Request
Give only the number of lines in the data that include the string "فإذا".

** start Material for this task **

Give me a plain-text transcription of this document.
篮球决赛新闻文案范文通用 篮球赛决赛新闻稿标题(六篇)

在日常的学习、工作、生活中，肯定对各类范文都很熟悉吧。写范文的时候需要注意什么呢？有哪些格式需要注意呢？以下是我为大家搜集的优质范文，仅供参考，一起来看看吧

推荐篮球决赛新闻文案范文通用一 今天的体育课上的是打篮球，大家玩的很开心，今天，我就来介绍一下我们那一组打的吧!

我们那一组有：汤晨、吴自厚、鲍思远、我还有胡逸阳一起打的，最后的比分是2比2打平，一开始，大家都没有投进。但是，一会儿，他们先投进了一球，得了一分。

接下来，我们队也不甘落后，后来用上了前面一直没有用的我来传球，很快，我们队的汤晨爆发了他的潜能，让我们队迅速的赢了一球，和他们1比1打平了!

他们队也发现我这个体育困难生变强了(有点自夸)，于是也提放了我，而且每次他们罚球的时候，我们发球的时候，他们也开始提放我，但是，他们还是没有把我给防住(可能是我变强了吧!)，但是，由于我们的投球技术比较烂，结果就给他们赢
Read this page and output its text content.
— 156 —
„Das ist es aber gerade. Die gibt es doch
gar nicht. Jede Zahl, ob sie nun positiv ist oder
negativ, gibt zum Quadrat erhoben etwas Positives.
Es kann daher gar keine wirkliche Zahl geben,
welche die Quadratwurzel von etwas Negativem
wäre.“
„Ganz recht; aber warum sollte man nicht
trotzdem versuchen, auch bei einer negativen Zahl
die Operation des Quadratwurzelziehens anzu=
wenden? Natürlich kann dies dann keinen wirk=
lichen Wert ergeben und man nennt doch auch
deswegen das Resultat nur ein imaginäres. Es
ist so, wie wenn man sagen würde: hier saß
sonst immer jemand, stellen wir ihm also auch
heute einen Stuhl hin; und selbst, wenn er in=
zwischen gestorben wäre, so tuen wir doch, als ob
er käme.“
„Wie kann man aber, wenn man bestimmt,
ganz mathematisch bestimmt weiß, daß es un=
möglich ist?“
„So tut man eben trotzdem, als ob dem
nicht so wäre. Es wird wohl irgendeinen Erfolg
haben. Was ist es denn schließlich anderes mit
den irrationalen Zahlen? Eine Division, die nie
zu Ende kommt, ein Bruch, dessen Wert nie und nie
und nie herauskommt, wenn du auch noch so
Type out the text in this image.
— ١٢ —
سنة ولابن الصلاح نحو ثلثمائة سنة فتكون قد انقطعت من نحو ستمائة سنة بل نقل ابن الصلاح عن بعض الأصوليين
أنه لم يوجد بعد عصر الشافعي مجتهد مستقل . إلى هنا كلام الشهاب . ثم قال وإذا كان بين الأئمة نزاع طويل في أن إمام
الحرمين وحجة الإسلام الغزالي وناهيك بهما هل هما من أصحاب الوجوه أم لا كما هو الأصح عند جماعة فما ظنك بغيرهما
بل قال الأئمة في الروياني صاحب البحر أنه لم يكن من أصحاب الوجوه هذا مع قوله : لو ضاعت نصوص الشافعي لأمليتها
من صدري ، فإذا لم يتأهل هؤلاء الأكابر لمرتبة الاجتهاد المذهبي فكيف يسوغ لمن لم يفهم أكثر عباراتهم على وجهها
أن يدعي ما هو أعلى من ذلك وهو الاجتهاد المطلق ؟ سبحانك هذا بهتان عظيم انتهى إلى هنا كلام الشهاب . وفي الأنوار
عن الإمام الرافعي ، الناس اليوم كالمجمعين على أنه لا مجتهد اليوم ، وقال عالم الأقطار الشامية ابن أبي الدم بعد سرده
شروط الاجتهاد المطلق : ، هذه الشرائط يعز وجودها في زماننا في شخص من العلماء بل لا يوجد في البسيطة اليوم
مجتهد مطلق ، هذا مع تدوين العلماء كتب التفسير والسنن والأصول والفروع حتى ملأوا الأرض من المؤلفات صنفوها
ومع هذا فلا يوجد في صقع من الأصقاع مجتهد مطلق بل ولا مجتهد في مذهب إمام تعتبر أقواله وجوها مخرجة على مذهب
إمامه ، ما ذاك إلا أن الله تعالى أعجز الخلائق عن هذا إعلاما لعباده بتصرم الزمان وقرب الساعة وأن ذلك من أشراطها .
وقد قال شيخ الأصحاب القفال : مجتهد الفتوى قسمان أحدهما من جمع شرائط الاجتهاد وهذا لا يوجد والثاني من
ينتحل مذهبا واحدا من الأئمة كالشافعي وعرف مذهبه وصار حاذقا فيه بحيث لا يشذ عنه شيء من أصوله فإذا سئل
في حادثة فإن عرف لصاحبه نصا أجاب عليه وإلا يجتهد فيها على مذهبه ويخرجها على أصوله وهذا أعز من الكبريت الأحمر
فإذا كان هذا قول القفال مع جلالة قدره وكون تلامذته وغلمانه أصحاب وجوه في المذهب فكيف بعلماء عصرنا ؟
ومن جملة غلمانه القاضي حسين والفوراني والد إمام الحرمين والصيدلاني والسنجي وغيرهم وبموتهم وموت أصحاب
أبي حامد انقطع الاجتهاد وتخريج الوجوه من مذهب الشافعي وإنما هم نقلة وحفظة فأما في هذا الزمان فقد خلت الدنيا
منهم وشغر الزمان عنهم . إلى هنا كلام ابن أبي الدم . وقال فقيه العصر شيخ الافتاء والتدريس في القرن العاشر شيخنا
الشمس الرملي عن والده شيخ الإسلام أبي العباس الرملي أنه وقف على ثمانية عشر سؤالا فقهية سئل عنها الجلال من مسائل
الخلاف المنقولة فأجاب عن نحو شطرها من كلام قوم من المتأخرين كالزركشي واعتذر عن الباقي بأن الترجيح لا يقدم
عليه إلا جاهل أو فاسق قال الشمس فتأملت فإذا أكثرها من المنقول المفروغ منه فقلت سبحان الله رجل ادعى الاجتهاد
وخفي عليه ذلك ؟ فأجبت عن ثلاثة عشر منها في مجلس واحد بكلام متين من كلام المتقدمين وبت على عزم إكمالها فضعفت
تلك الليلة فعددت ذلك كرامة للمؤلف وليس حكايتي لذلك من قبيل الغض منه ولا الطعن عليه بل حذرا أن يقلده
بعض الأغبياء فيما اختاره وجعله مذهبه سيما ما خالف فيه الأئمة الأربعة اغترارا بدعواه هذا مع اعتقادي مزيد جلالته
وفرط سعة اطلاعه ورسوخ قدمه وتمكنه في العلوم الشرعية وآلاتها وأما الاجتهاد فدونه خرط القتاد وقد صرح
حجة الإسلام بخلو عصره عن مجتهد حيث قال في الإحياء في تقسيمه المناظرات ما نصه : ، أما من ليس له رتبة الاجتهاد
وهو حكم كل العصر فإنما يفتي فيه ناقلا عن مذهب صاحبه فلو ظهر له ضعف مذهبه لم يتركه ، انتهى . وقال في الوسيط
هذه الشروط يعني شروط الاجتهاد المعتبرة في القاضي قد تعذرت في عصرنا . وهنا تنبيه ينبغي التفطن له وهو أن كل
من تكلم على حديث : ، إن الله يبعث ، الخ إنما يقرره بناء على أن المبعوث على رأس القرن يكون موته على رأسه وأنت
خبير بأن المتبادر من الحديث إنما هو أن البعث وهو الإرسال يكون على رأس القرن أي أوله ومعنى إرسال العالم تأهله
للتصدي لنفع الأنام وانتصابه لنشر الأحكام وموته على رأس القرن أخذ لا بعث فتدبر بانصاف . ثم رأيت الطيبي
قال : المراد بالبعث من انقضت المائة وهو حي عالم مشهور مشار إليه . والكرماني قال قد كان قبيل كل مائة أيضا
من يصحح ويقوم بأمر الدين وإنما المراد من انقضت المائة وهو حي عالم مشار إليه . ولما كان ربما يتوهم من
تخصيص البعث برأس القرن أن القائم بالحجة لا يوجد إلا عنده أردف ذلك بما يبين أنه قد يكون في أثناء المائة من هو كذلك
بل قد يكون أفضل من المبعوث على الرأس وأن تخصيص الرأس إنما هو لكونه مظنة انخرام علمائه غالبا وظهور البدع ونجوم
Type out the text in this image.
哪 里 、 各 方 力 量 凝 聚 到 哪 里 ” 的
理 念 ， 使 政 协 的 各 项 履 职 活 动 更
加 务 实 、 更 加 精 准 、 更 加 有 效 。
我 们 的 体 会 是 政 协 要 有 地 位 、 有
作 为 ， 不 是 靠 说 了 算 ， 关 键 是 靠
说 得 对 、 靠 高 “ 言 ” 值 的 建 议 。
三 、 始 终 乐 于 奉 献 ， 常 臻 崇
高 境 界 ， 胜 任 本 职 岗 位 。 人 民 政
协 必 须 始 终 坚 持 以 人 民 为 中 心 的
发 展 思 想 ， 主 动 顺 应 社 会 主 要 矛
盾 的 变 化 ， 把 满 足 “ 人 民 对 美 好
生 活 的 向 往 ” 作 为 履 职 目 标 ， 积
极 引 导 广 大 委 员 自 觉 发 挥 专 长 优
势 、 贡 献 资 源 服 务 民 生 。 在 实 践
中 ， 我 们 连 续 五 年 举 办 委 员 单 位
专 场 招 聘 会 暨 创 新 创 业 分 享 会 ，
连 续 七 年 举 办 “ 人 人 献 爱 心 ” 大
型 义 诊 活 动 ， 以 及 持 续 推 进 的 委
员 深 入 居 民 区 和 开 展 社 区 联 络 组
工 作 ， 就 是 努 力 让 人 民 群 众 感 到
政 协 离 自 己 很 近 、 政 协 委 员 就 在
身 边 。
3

** end Material for this task **

Solution
4